* [Exercise]:
Find each line containing the string "favicon". Copy it.

* [Material for this exercise]:
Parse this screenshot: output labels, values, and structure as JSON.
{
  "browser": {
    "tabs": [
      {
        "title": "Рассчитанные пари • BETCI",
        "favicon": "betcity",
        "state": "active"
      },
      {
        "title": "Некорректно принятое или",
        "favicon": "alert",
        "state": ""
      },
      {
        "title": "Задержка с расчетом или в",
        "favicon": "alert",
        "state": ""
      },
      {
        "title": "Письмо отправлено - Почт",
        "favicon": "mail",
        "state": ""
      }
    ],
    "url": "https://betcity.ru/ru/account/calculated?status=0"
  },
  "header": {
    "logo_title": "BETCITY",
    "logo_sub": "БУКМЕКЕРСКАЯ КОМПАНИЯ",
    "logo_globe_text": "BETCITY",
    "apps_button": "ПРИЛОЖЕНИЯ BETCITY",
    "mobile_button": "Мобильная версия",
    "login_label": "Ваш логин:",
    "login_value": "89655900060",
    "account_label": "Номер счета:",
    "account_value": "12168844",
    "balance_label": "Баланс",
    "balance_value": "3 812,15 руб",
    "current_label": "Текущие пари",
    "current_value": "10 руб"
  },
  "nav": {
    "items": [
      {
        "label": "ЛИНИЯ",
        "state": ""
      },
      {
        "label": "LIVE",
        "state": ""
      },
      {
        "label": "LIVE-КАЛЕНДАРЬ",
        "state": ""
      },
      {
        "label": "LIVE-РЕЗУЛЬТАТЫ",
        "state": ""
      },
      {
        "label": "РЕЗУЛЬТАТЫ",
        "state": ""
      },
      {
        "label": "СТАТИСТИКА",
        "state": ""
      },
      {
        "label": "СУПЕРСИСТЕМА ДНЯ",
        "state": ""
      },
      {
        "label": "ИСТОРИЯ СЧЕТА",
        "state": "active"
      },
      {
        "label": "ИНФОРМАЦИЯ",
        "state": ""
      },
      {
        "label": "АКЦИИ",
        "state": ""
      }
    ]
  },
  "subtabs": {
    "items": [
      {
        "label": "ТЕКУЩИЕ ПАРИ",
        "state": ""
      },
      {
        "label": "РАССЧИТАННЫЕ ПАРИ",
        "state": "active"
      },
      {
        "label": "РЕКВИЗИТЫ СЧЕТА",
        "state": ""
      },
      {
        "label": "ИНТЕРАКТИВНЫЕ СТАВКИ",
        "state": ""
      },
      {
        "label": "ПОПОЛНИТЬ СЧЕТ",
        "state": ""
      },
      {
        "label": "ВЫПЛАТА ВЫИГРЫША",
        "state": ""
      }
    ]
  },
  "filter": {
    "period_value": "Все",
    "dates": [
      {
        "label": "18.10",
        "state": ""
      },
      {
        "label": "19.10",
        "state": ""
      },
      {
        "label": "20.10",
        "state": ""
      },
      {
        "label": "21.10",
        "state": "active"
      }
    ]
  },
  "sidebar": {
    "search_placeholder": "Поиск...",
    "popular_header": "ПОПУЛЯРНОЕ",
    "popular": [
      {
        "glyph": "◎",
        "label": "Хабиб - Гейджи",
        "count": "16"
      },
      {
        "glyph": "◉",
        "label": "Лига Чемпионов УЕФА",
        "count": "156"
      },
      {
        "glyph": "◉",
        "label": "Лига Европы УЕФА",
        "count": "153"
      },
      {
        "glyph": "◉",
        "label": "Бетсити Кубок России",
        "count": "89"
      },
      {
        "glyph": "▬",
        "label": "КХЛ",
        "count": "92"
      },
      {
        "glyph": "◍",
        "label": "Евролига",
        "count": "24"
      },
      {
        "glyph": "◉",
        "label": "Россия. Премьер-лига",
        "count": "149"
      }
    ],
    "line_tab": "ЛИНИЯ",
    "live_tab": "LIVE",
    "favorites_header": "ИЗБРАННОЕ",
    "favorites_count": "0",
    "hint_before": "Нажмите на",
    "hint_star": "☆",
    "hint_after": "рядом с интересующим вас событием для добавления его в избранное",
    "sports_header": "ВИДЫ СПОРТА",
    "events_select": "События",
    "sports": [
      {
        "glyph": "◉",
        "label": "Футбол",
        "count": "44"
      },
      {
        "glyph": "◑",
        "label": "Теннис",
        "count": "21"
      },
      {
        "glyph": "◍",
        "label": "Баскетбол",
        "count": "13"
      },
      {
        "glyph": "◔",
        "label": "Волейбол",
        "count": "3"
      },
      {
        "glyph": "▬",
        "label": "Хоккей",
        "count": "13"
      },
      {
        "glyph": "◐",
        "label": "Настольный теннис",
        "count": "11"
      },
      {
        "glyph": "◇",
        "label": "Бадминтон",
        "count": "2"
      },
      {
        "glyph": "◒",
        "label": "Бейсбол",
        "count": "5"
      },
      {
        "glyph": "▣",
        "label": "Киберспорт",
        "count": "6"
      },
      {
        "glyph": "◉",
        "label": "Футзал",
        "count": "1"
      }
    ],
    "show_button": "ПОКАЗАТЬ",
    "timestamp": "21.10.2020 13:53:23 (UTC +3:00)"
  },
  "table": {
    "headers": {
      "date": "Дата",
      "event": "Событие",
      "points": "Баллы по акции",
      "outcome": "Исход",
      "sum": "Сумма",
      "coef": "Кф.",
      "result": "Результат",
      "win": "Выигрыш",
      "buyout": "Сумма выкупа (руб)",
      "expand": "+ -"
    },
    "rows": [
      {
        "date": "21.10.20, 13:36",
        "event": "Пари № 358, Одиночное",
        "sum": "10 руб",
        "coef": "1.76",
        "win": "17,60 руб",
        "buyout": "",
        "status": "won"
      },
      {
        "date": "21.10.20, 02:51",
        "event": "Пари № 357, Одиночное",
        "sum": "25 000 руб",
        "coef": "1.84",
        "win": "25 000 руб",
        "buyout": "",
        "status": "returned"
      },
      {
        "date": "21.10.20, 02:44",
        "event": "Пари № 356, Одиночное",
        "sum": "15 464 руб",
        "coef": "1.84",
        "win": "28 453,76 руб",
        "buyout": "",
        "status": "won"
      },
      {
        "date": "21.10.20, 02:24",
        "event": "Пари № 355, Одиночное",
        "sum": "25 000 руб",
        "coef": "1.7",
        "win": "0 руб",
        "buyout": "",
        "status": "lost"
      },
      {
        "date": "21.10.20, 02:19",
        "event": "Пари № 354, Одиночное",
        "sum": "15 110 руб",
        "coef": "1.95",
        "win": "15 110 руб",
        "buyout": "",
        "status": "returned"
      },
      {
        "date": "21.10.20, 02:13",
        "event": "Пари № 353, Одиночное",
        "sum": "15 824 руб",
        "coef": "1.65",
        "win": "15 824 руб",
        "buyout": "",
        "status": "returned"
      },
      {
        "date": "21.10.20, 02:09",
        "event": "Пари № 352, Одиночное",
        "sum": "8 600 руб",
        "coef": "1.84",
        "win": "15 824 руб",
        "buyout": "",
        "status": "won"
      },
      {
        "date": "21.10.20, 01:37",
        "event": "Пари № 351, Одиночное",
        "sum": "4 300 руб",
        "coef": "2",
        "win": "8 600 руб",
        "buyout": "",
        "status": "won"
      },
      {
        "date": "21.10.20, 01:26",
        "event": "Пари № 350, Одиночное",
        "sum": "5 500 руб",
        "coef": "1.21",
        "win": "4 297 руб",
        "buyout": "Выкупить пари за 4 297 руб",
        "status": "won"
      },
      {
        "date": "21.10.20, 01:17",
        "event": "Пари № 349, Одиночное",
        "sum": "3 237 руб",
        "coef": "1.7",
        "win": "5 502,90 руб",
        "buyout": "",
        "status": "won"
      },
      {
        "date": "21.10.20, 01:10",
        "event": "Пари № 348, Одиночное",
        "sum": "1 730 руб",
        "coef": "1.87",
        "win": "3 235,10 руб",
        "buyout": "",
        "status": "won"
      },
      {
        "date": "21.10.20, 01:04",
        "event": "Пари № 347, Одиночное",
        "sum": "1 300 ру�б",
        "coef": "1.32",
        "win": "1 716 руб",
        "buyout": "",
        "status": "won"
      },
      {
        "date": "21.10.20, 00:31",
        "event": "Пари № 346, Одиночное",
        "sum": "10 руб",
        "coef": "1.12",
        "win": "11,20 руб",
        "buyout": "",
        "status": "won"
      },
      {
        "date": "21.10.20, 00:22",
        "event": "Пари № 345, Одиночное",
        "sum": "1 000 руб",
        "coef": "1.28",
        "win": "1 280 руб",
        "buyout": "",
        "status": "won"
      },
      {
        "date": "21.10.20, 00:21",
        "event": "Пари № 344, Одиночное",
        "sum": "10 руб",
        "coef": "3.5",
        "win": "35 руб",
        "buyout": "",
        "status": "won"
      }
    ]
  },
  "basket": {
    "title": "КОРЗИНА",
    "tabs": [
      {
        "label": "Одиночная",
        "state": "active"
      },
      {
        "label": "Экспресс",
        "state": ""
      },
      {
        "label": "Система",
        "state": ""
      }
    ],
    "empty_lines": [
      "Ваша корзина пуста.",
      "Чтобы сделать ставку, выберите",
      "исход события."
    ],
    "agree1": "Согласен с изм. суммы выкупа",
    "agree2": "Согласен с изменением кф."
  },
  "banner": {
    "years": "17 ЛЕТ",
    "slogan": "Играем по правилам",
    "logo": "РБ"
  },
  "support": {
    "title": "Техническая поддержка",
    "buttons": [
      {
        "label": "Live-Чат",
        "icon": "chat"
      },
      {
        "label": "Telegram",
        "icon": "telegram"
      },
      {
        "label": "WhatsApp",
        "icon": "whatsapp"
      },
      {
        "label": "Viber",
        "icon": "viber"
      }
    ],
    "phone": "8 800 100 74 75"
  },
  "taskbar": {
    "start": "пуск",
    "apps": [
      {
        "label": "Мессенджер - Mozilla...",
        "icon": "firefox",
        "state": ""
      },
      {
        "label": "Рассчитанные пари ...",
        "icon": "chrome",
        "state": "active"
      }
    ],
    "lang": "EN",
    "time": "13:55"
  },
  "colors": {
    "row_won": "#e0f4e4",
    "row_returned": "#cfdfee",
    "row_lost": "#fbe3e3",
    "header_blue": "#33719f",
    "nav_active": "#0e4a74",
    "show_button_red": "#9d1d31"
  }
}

* [Result below]:
        "favicon": "betcity",
        "favicon": "alert",
        "favicon": "alert",
        "favicon": "mail",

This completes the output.